## SET TASK
Repeat every record exactly, but keep images out of the copy.

►

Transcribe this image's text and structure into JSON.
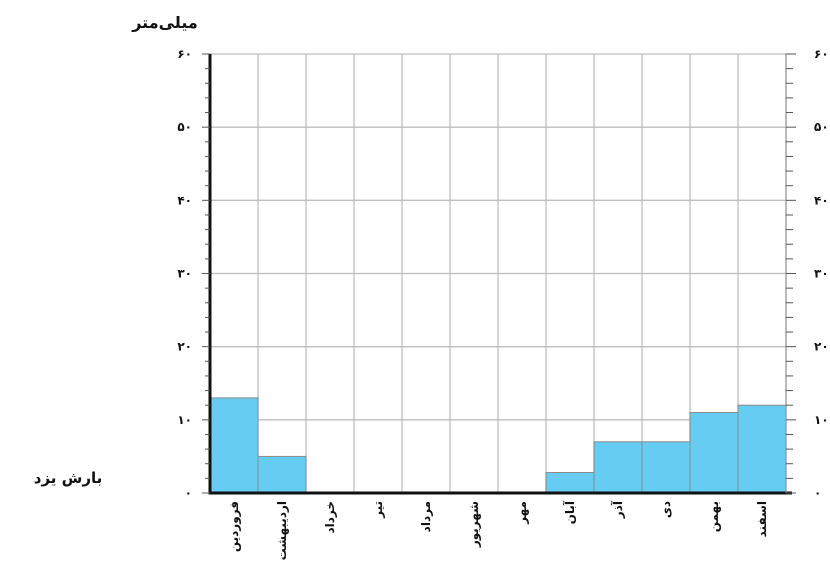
{
  "chart_data": {
    "type": "bar",
    "ylabel": "میلی‌متر",
    "caption": "بارش یزد",
    "categories": [
      "فروردین",
      "اردیبهشت",
      "خرداد",
      "تیر",
      "مرداد",
      "شهریور",
      "مهر",
      "آبان",
      "آذر",
      "دی",
      "بهمن",
      "اسفند"
    ],
    "values": [
      13,
      5,
      0,
      0,
      0,
      0,
      0,
      2.8,
      7,
      7,
      11,
      12
    ],
    "ylim": [
      0,
      60
    ],
    "yticks": [
      0,
      10,
      20,
      30,
      40,
      50,
      60
    ],
    "ytick_labels": [
      "۰",
      "۱۰",
      "۲۰",
      "۳۰",
      "۴۰",
      "۵۰",
      "۶۰"
    ],
    "grid": true,
    "right_axis_mirror": true,
    "bar_color": "#66ccf2",
    "grid_color": "#bdbdbd"
  }
}
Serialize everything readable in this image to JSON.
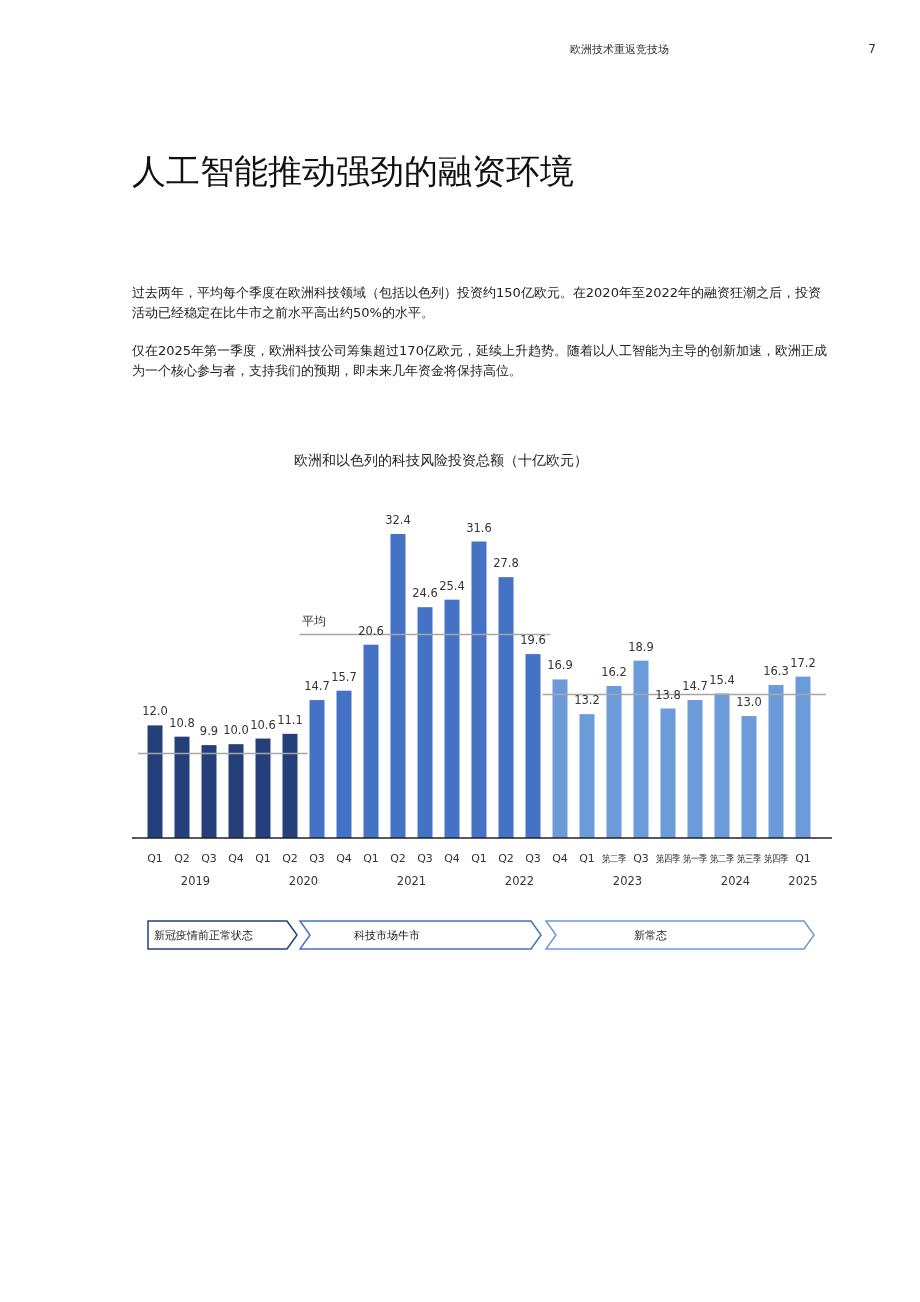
{
  "chart_data": {
    "type": "bar",
    "title": "人工智能推动强劲的融资环境",
    "subtitle": "欧洲和以色列的科技风险投资总额（十亿欧元）",
    "categories": [
      "Q1",
      "Q2",
      "Q3",
      "Q4",
      "Q1",
      "Q2",
      "Q3",
      "Q4",
      "Q1",
      "Q2",
      "Q3",
      "Q4",
      "Q1",
      "Q2",
      "Q3",
      "Q4",
      "Q1",
      "第二季",
      "Q3",
      "第四季",
      "第一季",
      "第二季",
      "第三季",
      "第四季",
      "Q1"
    ],
    "values": [
      12.0,
      10.8,
      9.9,
      10.0,
      10.6,
      11.1,
      14.7,
      15.7,
      20.6,
      32.4,
      24.6,
      25.4,
      31.6,
      27.8,
      19.6,
      16.9,
      13.2,
      16.2,
      18.9,
      13.8,
      14.7,
      15.4,
      13.0,
      16.3,
      17.2
    ],
    "value_labels": [
      "12.0",
      "10.8",
      "9.9",
      "10.0",
      "10.6",
      "11.1",
      "14.7",
      "15.7",
      "20.6",
      "32.4",
      "24.6",
      "25.4",
      "31.6",
      "27.8",
      "19.6",
      "16.9",
      "13.2",
      "16.2",
      "18.9",
      "13.8",
      "14.7",
      "15.4",
      "13.0",
      "16.3",
      "17.2"
    ],
    "colors": [
      "#243f7a",
      "#243f7a",
      "#243f7a",
      "#243f7a",
      "#243f7a",
      "#243f7a",
      "#4472c4",
      "#4472c4",
      "#4472c4",
      "#4472c4",
      "#4472c4",
      "#4472c4",
      "#4472c4",
      "#4472c4",
      "#4472c4",
      "#6b9bd8",
      "#6b9bd8",
      "#6b9bd8",
      "#6b9bd8",
      "#6b9bd8",
      "#6b9bd8",
      "#6b9bd8",
      "#6b9bd8",
      "#6b9bd8",
      "#6b9bd8"
    ],
    "ref_lines": [
      {
        "axis": "y",
        "value": 9.0,
        "color": "#a6a6a6"
      },
      {
        "axis": "y",
        "value": 21.7,
        "label": "平均",
        "color": "#a6a6a6"
      },
      {
        "axis": "y",
        "value": 15.3,
        "color": "#a6a6a6"
      }
    ],
    "annotations": [
      "欧洲技术重返竞技场",
      "7",
      "过去两年，平均每个季度在欧洲科技领域（包括以色列）投资约150亿欧元。在2020年至2022年的融资狂潮之后，投资活动已经稳定在比牛市之前水平高出约50%的水平。",
      "仅在2025年第一季度，欧洲科技公司筹集超过170亿欧元，延续上升趋势。随着以人工智能为主导的创新加速，欧洲正成为一个核心参与者，支持我们的预期，即未来几年资金将保持高位。",
      "2019",
      "2020",
      "2021",
      "2022",
      "2023",
      "2024",
      "2025",
      "新冠疫情前正常状态",
      "科技市场牛市",
      "新常态"
    ]
  }
}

◄

## WRITTEN RESPONSE
Transcribe this image's text and structure into JSON.
{
  "chart_data": {
    "type": "bar",
    "ylabel": "میلی‌متر",
    "caption": "بارش یزد",
    "categories": [
      "فروردین",
      "اردیبهشت",
      "خرداد",
      "تیر",
      "مرداد",
      "شهریور",
      "مهر",
      "آبان",
      "آذر",
      "دی",
      "بهمن",
      "اسفند"
    ],
    "values": [
      13,
      5,
      0,
      0,
      0,
      0,
      0,
      2.8,
      7,
      7,
      11,
      12
    ],
    "ylim": [
      0,
      60
    ],
    "yticks": [
      0,
      10,
      20,
      30,
      40,
      50,
      60
    ],
    "ytick_labels": [
      "۰",
      "۱۰",
      "۲۰",
      "۳۰",
      "۴۰",
      "۵۰",
      "۶۰"
    ],
    "grid": true,
    "right_axis_mirror": true,
    "bar_color": "#66ccf2",
    "grid_color": "#bdbdbd"
  }
}
Serialize everything readable in this image to JSON.
{
  "chart_data": {
    "type": "bar",
    "title": "人工智能推动强劲的融资环境",
    "subtitle": "欧洲和以色列的科技风险投资总额（十亿欧元）",
    "categories": [
      "Q1",
      "Q2",
      "Q3",
      "Q4",
      "Q1",
      "Q2",
      "Q3",
      "Q4",
      "Q1",
      "Q2",
      "Q3",
      "Q4",
      "Q1",
      "Q2",
      "Q3",
      "Q4",
      "Q1",
      "第二季",
      "Q3",
      "第四季",
      "第一季",
      "第二季",
      "第三季",
      "第四季",
      "Q1"
    ],
    "values": [
      12.0,
      10.8,
      9.9,
      10.0,
      10.6,
      11.1,
      14.7,
      15.7,
      20.6,
      32.4,
      24.6,
      25.4,
      31.6,
      27.8,
      19.6,
      16.9,
      13.2,
      16.2,
      18.9,
      13.8,
      14.7,
      15.4,
      13.0,
      16.3,
      17.2
    ],
    "value_labels": [
      "12.0",
      "10.8",
      "9.9",
      "10.0",
      "10.6",
      "11.1",
      "14.7",
      "15.7",
      "20.6",
      "32.4",
      "24.6",
      "25.4",
      "31.6",
      "27.8",
      "19.6",
      "16.9",
      "13.2",
      "16.2",
      "18.9",
      "13.8",
      "14.7",
      "15.4",
      "13.0",
      "16.3",
      "17.2"
    ],
    "colors": [
      "#243f7a",
      "#243f7a",
      "#243f7a",
      "#243f7a",
      "#243f7a",
      "#243f7a",
      "#4472c4",
      "#4472c4",
      "#4472c4",
      "#4472c4",
      "#4472c4",
      "#4472c4",
      "#4472c4",
      "#4472c4",
      "#4472c4",
      "#6b9bd8",
      "#6b9bd8",
      "#6b9bd8",
      "#6b9bd8",
      "#6b9bd8",
      "#6b9bd8",
      "#6b9bd8",
      "#6b9bd8",
      "#6b9bd8",
      "#6b9bd8"
    ],
    "ref_lines": [
      {
        "axis": "y",
        "value": 9.0,
        "color": "#a6a6a6"
      },
      {
        "axis": "y",
        "value": 21.7,
        "label": "平均",
        "color": "#a6a6a6"
      },
      {
        "axis": "y",
        "value": 15.3,
        "color": "#a6a6a6"
      }
    ],
    "annotations": [
      "欧洲技术重返竞技场",
      "7",
      "过去两年，平均每个季度在欧洲科技领域（包括以色列）投资约150亿欧元。在2020年至2022年的融资狂潮之后，投资活动已经稳定在比牛市之前水平高出约50%的水平。",
      "仅在2025年第一季度，欧洲科技公司筹集超过170亿欧元，延续上升趋势。随着以人工智能为主导的创新加速，欧洲正成为一个核心参与者，支持我们的预期，即未来几年资金将保持高位。",
      "2019",
      "2020",
      "2021",
      "2022",
      "2023",
      "2024",
      "2025",
      "新冠疫情前正常状态",
      "科技市场牛市",
      "新常态"
    ]
  }
}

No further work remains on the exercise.